* Dataset entries
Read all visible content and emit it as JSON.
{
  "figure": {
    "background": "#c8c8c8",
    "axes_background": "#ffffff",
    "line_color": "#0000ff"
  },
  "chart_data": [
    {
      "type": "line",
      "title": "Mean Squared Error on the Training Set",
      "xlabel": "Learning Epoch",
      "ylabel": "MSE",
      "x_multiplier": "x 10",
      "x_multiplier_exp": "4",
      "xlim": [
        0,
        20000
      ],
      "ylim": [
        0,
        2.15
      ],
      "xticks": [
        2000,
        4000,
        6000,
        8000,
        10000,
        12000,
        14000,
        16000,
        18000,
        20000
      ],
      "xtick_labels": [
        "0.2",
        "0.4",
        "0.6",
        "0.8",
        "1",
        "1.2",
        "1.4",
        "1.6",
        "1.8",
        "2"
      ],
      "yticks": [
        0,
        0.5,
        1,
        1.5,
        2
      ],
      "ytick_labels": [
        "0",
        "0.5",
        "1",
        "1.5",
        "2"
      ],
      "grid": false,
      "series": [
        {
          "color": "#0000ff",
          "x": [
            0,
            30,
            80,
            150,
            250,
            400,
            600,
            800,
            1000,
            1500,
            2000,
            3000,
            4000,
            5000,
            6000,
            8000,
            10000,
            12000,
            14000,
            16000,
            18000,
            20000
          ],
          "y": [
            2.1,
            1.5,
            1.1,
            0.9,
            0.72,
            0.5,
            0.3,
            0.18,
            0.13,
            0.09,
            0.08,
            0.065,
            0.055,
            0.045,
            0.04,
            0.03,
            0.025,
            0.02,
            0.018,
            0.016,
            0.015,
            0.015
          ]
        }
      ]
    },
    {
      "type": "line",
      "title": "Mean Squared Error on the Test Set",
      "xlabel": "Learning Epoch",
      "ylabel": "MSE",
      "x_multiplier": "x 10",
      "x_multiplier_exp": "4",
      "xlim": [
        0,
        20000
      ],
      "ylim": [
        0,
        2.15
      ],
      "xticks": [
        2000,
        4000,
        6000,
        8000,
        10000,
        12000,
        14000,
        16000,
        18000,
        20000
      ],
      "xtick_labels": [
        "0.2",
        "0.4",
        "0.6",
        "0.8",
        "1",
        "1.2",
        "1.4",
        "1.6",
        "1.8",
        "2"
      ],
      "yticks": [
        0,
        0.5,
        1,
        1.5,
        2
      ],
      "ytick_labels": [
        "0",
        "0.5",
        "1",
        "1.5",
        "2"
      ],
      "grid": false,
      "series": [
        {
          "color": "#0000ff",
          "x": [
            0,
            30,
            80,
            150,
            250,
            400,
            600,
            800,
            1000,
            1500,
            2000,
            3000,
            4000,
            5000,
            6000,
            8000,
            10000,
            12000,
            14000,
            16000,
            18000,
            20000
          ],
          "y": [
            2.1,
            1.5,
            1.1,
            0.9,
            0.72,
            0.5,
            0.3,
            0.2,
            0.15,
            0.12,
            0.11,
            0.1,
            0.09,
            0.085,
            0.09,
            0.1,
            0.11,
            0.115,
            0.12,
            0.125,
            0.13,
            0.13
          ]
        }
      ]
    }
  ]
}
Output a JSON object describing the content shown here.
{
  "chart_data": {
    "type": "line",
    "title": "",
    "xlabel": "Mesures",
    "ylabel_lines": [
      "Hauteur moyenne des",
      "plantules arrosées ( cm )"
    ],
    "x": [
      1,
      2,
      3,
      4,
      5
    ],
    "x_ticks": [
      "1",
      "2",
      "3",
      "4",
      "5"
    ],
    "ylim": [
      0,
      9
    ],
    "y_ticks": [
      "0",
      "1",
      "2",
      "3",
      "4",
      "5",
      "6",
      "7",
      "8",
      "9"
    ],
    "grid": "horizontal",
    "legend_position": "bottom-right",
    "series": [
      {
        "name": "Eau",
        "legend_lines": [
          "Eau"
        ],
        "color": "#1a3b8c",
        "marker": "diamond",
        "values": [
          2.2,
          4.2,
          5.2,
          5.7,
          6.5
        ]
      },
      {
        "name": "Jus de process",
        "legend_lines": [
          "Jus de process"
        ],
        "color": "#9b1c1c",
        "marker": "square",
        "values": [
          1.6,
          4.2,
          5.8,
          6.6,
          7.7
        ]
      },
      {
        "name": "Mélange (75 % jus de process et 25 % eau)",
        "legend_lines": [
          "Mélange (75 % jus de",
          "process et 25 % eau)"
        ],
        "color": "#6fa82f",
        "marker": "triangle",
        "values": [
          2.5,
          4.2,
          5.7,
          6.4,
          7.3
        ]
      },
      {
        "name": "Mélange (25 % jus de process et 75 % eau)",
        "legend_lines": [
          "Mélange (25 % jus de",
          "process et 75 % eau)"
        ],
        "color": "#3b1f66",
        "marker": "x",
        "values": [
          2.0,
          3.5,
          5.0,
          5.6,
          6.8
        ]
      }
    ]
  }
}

* What you should do
Find each line in the records holding the string "title" and show it.

* Expected output
      "title": "Mean Squared Error on the Training Set",
      "title": "Mean Squared Error on the Test Set",
    "title": "",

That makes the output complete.